Short task:
Give the data again, word for word.

Extracted records:
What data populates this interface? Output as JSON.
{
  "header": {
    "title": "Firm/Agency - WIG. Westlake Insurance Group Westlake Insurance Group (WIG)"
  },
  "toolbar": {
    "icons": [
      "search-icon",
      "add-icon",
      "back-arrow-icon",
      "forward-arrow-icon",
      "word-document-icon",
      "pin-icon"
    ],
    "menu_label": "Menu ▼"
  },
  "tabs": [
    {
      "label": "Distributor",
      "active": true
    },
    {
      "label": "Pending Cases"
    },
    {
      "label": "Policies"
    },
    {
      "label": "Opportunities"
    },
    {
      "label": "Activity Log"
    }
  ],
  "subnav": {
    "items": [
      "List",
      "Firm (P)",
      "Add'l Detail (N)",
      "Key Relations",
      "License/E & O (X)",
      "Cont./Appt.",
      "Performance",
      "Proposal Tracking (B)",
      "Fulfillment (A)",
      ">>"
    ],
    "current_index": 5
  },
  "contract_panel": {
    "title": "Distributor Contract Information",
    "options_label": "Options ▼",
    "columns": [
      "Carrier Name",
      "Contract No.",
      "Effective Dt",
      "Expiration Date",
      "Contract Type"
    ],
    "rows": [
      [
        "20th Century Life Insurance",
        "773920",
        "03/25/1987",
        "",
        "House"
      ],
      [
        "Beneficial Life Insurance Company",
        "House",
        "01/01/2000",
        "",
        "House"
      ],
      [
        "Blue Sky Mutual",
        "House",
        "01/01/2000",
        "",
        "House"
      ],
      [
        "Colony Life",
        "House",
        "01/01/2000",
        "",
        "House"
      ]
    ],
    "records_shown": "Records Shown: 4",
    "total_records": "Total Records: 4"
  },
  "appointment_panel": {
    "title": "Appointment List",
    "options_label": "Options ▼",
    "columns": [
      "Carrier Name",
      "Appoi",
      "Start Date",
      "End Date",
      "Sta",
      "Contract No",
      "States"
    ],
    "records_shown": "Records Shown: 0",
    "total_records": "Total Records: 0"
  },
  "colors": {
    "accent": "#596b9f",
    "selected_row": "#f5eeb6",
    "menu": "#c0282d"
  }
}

The result:
What data populates this interface? Output as JSON.
{
  "header": {
    "title": "Firm/Agency - WIG. Westlake Insurance Group Westlake Insurance Group (WIG)"
  },
  "toolbar": {
    "icons": [
      "search-icon",
      "add-icon",
      "back-arrow-icon",
      "forward-arrow-icon",
      "word-document-icon",
      "pin-icon"
    ],
    "menu_label": "Menu ▼"
  },
  "tabs": [
    {
      "label": "Distributor",
      "active": true
    },
    {
      "label": "Pending Cases"
    },
    {
      "label": "Policies"
    },
    {
      "label": "Opportunities"
    },
    {
      "label": "Activity Log"
    }
  ],
  "subnav": {
    "items": [
      "List",
      "Firm (P)",
      "Add'l Detail (N)",
      "Key Relations",
      "License/E & O (X)",
      "Cont./Appt.",
      "Performance",
      "Proposal Tracking (B)",
      "Fulfillment (A)",
      ">>"
    ],
    "current_index": 5
  },
  "contract_panel": {
    "title": "Distributor Contract Information",
    "options_label": "Options ▼",
    "columns": [
      "Carrier Name",
      "Contract No.",
      "Effective Dt",
      "Expiration Date",
      "Contract Type"
    ],
    "rows": [
      [
        "20th Century Life Insurance",
        "773920",
        "03/25/1987",
        "",
        "House"
      ],
      [
        "Beneficial Life Insurance Company",
        "House",
        "01/01/2000",
        "",
        "House"
      ],
      [
        "Blue Sky Mutual",
        "House",
        "01/01/2000",
        "",
        "House"
      ],
      [
        "Colony Life",
        "House",
        "01/01/2000",
        "",
        "House"
      ]
    ],
    "records_shown": "Records Shown: 4",
    "total_records": "Total Records: 4"
  },
  "appointment_panel": {
    "title": "Appointment List",
    "options_label": "Options ▼",
    "columns": [
      "Carrier Name",
      "Appoi",
      "Start Date",
      "End Date",
      "Sta",
      "Contract No",
      "States"
    ],
    "records_shown": "Records Shown: 0",
    "total_records": "Total Records: 0"
  },
  "colors": {
    "accent": "#596b9f",
    "selected_row": "#f5eeb6",
    "menu": "#c0282d"
  }
}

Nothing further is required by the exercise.